— Task to carry out —
The entries below need to be written out exactly, with no pictures included.

Stored entries
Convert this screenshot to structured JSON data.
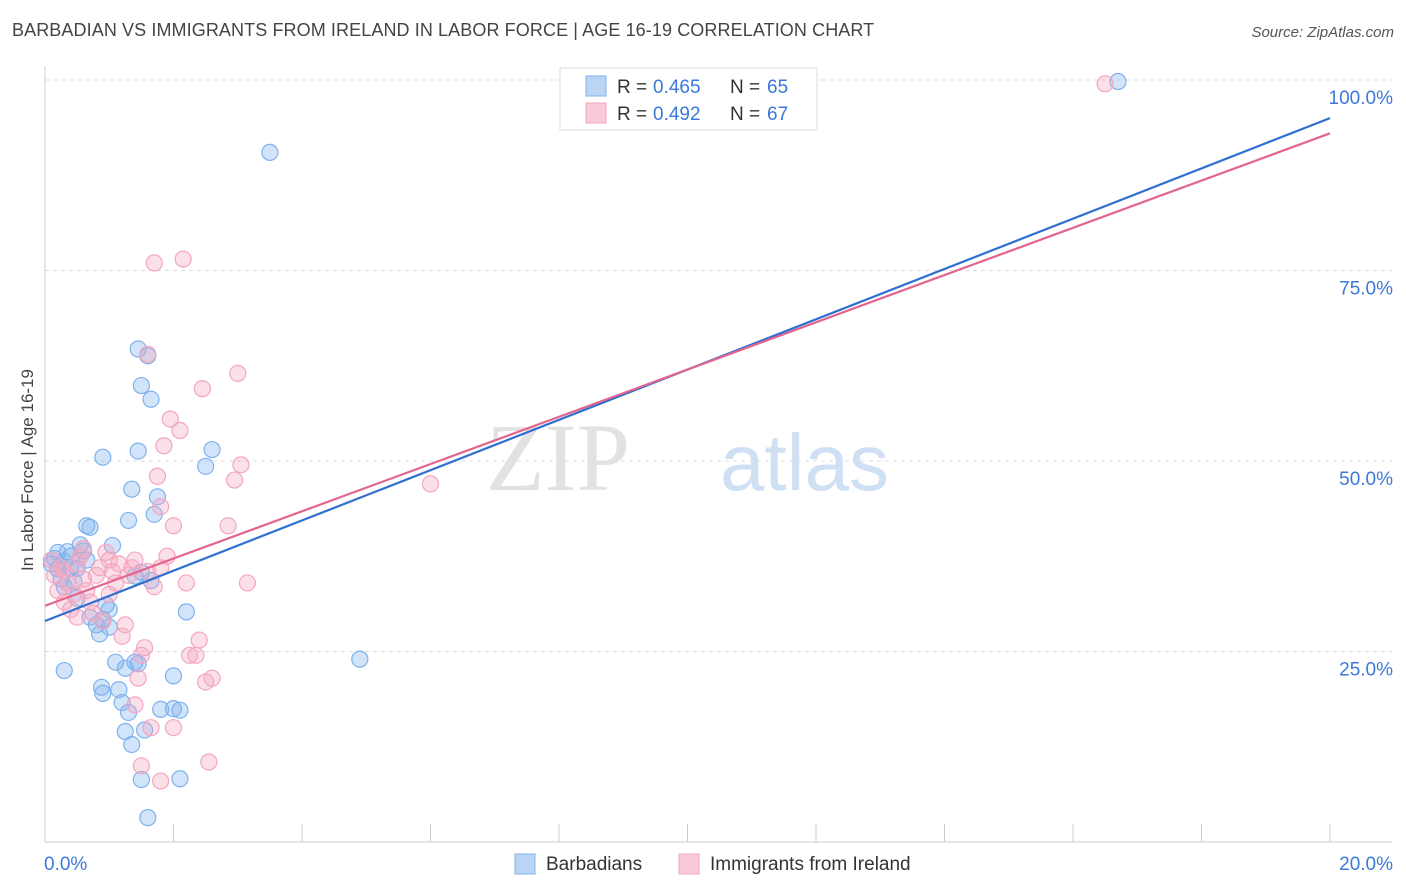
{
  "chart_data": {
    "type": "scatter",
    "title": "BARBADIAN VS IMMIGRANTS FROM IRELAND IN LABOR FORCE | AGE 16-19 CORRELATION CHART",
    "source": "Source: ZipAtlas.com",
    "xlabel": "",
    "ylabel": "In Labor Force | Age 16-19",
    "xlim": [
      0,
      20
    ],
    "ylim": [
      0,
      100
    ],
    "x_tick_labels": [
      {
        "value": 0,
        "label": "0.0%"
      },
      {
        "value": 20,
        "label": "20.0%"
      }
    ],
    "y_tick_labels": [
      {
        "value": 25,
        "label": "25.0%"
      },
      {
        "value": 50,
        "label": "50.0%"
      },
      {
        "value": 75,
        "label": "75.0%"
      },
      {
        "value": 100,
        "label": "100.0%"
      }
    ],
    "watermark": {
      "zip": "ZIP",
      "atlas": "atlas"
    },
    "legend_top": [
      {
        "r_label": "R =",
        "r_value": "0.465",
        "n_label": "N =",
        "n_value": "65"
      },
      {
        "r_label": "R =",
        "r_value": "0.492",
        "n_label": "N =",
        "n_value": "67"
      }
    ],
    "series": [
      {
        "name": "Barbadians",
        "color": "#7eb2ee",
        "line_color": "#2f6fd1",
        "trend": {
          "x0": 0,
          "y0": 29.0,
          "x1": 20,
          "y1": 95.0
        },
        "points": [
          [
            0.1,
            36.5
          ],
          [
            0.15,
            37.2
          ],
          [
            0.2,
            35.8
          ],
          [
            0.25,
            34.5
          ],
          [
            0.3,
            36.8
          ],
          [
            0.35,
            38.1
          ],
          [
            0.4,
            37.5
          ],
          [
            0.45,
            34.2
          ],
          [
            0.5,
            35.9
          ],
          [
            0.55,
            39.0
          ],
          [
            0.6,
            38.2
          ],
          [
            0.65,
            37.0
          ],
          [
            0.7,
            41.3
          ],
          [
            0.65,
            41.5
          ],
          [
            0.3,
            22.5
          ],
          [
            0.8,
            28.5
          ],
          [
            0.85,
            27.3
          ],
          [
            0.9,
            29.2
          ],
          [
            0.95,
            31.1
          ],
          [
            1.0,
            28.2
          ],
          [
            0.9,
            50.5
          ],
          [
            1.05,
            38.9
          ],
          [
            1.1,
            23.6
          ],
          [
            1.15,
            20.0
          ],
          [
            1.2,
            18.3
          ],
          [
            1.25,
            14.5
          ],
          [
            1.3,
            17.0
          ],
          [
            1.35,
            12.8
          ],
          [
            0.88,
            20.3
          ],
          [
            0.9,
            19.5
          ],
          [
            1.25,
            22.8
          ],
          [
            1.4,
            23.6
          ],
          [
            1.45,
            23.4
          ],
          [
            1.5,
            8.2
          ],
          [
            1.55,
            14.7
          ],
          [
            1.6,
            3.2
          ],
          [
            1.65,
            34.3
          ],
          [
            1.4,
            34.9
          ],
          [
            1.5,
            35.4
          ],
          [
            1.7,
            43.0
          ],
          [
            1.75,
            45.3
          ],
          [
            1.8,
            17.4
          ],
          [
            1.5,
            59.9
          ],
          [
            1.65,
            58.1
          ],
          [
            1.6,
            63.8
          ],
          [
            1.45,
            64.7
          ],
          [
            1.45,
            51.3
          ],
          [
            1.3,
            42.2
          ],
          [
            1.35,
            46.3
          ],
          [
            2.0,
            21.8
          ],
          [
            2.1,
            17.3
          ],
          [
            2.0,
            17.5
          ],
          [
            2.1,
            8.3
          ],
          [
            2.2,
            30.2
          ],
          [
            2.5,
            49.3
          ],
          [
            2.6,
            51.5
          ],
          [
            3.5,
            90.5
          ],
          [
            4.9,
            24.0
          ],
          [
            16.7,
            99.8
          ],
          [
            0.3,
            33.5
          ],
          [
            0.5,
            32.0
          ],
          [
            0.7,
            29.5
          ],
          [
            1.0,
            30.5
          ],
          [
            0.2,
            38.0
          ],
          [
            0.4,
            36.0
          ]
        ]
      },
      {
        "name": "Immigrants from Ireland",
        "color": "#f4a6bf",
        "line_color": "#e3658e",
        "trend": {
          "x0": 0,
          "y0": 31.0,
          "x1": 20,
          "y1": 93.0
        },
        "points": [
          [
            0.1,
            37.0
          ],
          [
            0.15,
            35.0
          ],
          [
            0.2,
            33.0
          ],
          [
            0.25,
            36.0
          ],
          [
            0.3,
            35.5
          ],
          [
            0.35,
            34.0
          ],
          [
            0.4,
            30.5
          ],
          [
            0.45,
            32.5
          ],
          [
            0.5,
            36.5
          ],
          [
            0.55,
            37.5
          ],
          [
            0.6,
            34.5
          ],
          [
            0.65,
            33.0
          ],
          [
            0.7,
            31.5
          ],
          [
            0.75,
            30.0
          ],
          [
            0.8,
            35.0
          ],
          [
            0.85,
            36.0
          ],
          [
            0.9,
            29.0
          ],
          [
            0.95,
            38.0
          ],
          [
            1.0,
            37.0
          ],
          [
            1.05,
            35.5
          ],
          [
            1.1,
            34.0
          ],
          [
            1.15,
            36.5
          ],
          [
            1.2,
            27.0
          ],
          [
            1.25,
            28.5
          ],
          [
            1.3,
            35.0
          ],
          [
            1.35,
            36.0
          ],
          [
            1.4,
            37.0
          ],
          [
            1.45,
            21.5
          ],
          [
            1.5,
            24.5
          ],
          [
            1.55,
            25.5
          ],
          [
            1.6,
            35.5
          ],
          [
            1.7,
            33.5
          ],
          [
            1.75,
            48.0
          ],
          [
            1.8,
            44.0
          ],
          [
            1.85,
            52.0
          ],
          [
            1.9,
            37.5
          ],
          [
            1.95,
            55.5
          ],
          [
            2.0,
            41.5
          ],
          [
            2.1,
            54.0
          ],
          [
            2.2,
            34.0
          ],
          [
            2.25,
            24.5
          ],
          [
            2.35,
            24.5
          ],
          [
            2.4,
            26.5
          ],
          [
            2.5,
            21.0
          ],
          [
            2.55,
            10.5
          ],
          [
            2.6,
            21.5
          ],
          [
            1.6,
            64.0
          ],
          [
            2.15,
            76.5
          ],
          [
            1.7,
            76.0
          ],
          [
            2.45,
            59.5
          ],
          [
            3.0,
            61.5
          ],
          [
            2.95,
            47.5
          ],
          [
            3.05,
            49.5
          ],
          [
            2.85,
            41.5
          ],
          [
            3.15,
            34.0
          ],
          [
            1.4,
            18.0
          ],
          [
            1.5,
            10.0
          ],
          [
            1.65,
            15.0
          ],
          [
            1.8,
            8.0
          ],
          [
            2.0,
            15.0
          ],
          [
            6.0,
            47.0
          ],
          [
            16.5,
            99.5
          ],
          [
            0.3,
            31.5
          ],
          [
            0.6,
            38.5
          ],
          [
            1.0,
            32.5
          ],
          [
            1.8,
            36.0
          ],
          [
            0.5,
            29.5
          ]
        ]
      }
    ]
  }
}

— Solution to this problem —
Convert this screenshot to structured JSON data.
{
  "chart_data": {
    "type": "scatter",
    "title": "BARBADIAN VS IMMIGRANTS FROM IRELAND IN LABOR FORCE | AGE 16-19 CORRELATION CHART",
    "source": "Source: ZipAtlas.com",
    "xlabel": "",
    "ylabel": "In Labor Force | Age 16-19",
    "xlim": [
      0,
      20
    ],
    "ylim": [
      0,
      100
    ],
    "x_tick_labels": [
      {
        "value": 0,
        "label": "0.0%"
      },
      {
        "value": 20,
        "label": "20.0%"
      }
    ],
    "y_tick_labels": [
      {
        "value": 25,
        "label": "25.0%"
      },
      {
        "value": 50,
        "label": "50.0%"
      },
      {
        "value": 75,
        "label": "75.0%"
      },
      {
        "value": 100,
        "label": "100.0%"
      }
    ],
    "watermark": {
      "zip": "ZIP",
      "atlas": "atlas"
    },
    "legend_top": [
      {
        "r_label": "R =",
        "r_value": "0.465",
        "n_label": "N =",
        "n_value": "65"
      },
      {
        "r_label": "R =",
        "r_value": "0.492",
        "n_label": "N =",
        "n_value": "67"
      }
    ],
    "series": [
      {
        "name": "Barbadians",
        "color": "#7eb2ee",
        "line_color": "#2f6fd1",
        "trend": {
          "x0": 0,
          "y0": 29.0,
          "x1": 20,
          "y1": 95.0
        },
        "points": [
          [
            0.1,
            36.5
          ],
          [
            0.15,
            37.2
          ],
          [
            0.2,
            35.8
          ],
          [
            0.25,
            34.5
          ],
          [
            0.3,
            36.8
          ],
          [
            0.35,
            38.1
          ],
          [
            0.4,
            37.5
          ],
          [
            0.45,
            34.2
          ],
          [
            0.5,
            35.9
          ],
          [
            0.55,
            39.0
          ],
          [
            0.6,
            38.2
          ],
          [
            0.65,
            37.0
          ],
          [
            0.7,
            41.3
          ],
          [
            0.65,
            41.5
          ],
          [
            0.3,
            22.5
          ],
          [
            0.8,
            28.5
          ],
          [
            0.85,
            27.3
          ],
          [
            0.9,
            29.2
          ],
          [
            0.95,
            31.1
          ],
          [
            1.0,
            28.2
          ],
          [
            0.9,
            50.5
          ],
          [
            1.05,
            38.9
          ],
          [
            1.1,
            23.6
          ],
          [
            1.15,
            20.0
          ],
          [
            1.2,
            18.3
          ],
          [
            1.25,
            14.5
          ],
          [
            1.3,
            17.0
          ],
          [
            1.35,
            12.8
          ],
          [
            0.88,
            20.3
          ],
          [
            0.9,
            19.5
          ],
          [
            1.25,
            22.8
          ],
          [
            1.4,
            23.6
          ],
          [
            1.45,
            23.4
          ],
          [
            1.5,
            8.2
          ],
          [
            1.55,
            14.7
          ],
          [
            1.6,
            3.2
          ],
          [
            1.65,
            34.3
          ],
          [
            1.4,
            34.9
          ],
          [
            1.5,
            35.4
          ],
          [
            1.7,
            43.0
          ],
          [
            1.75,
            45.3
          ],
          [
            1.8,
            17.4
          ],
          [
            1.5,
            59.9
          ],
          [
            1.65,
            58.1
          ],
          [
            1.6,
            63.8
          ],
          [
            1.45,
            64.7
          ],
          [
            1.45,
            51.3
          ],
          [
            1.3,
            42.2
          ],
          [
            1.35,
            46.3
          ],
          [
            2.0,
            21.8
          ],
          [
            2.1,
            17.3
          ],
          [
            2.0,
            17.5
          ],
          [
            2.1,
            8.3
          ],
          [
            2.2,
            30.2
          ],
          [
            2.5,
            49.3
          ],
          [
            2.6,
            51.5
          ],
          [
            3.5,
            90.5
          ],
          [
            4.9,
            24.0
          ],
          [
            16.7,
            99.8
          ],
          [
            0.3,
            33.5
          ],
          [
            0.5,
            32.0
          ],
          [
            0.7,
            29.5
          ],
          [
            1.0,
            30.5
          ],
          [
            0.2,
            38.0
          ],
          [
            0.4,
            36.0
          ]
        ]
      },
      {
        "name": "Immigrants from Ireland",
        "color": "#f4a6bf",
        "line_color": "#e3658e",
        "trend": {
          "x0": 0,
          "y0": 31.0,
          "x1": 20,
          "y1": 93.0
        },
        "points": [
          [
            0.1,
            37.0
          ],
          [
            0.15,
            35.0
          ],
          [
            0.2,
            33.0
          ],
          [
            0.25,
            36.0
          ],
          [
            0.3,
            35.5
          ],
          [
            0.35,
            34.0
          ],
          [
            0.4,
            30.5
          ],
          [
            0.45,
            32.5
          ],
          [
            0.5,
            36.5
          ],
          [
            0.55,
            37.5
          ],
          [
            0.6,
            34.5
          ],
          [
            0.65,
            33.0
          ],
          [
            0.7,
            31.5
          ],
          [
            0.75,
            30.0
          ],
          [
            0.8,
            35.0
          ],
          [
            0.85,
            36.0
          ],
          [
            0.9,
            29.0
          ],
          [
            0.95,
            38.0
          ],
          [
            1.0,
            37.0
          ],
          [
            1.05,
            35.5
          ],
          [
            1.1,
            34.0
          ],
          [
            1.15,
            36.5
          ],
          [
            1.2,
            27.0
          ],
          [
            1.25,
            28.5
          ],
          [
            1.3,
            35.0
          ],
          [
            1.35,
            36.0
          ],
          [
            1.4,
            37.0
          ],
          [
            1.45,
            21.5
          ],
          [
            1.5,
            24.5
          ],
          [
            1.55,
            25.5
          ],
          [
            1.6,
            35.5
          ],
          [
            1.7,
            33.5
          ],
          [
            1.75,
            48.0
          ],
          [
            1.8,
            44.0
          ],
          [
            1.85,
            52.0
          ],
          [
            1.9,
            37.5
          ],
          [
            1.95,
            55.5
          ],
          [
            2.0,
            41.5
          ],
          [
            2.1,
            54.0
          ],
          [
            2.2,
            34.0
          ],
          [
            2.25,
            24.5
          ],
          [
            2.35,
            24.5
          ],
          [
            2.4,
            26.5
          ],
          [
            2.5,
            21.0
          ],
          [
            2.55,
            10.5
          ],
          [
            2.6,
            21.5
          ],
          [
            1.6,
            64.0
          ],
          [
            2.15,
            76.5
          ],
          [
            1.7,
            76.0
          ],
          [
            2.45,
            59.5
          ],
          [
            3.0,
            61.5
          ],
          [
            2.95,
            47.5
          ],
          [
            3.05,
            49.5
          ],
          [
            2.85,
            41.5
          ],
          [
            3.15,
            34.0
          ],
          [
            1.4,
            18.0
          ],
          [
            1.5,
            10.0
          ],
          [
            1.65,
            15.0
          ],
          [
            1.8,
            8.0
          ],
          [
            2.0,
            15.0
          ],
          [
            6.0,
            47.0
          ],
          [
            16.5,
            99.5
          ],
          [
            0.3,
            31.5
          ],
          [
            0.6,
            38.5
          ],
          [
            1.0,
            32.5
          ],
          [
            1.8,
            36.0
          ],
          [
            0.5,
            29.5
          ]
        ]
      }
    ]
  }
}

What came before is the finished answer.